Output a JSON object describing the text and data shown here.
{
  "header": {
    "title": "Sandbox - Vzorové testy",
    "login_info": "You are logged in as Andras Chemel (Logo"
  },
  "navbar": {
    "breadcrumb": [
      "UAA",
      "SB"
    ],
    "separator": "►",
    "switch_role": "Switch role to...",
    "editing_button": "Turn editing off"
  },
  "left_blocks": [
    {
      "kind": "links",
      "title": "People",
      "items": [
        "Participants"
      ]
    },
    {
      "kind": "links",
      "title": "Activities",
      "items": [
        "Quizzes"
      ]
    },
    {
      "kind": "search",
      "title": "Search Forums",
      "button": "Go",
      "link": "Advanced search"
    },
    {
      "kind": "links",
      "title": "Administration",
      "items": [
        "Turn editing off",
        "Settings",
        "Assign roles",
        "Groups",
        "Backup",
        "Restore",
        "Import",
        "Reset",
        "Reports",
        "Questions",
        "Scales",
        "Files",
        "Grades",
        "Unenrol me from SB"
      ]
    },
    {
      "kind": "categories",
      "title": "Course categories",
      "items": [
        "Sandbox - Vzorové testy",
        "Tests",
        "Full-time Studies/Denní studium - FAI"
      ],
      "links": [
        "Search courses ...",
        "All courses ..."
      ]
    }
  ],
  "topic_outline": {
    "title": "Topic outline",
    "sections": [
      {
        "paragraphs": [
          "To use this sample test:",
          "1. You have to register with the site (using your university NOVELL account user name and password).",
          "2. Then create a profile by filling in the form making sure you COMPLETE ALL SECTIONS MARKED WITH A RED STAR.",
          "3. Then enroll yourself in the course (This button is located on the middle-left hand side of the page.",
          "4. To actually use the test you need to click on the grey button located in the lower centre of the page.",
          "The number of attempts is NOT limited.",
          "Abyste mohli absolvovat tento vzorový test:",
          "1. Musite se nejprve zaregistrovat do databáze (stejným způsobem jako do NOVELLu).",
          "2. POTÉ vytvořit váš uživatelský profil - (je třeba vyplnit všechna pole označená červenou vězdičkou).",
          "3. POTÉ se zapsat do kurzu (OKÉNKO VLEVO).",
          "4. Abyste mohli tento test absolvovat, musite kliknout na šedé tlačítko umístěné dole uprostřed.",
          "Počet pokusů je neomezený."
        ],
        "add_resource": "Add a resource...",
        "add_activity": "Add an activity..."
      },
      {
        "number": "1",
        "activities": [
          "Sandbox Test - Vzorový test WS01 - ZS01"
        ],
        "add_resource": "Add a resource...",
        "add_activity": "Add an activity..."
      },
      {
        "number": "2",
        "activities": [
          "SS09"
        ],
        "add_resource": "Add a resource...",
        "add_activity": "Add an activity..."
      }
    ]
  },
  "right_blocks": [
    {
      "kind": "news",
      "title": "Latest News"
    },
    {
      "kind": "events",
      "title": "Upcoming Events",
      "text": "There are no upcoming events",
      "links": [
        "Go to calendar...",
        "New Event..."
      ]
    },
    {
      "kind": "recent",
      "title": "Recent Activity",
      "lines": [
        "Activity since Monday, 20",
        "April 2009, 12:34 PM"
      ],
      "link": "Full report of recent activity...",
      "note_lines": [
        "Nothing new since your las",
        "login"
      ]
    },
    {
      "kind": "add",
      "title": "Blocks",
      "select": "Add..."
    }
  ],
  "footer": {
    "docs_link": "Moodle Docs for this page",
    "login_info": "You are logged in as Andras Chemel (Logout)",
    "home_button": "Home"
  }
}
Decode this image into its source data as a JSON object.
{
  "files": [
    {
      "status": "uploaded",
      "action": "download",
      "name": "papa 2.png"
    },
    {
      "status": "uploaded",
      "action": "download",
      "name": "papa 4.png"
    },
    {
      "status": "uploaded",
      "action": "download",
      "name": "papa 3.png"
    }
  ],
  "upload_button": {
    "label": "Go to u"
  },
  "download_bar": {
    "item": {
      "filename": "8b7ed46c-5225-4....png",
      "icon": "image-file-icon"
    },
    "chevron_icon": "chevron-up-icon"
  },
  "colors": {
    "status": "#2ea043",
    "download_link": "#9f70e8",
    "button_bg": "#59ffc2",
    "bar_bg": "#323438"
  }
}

-=-=-=-=-

Only the number is wanted: how many lines of the material above include the word "Then"?

## Response to the exercise
2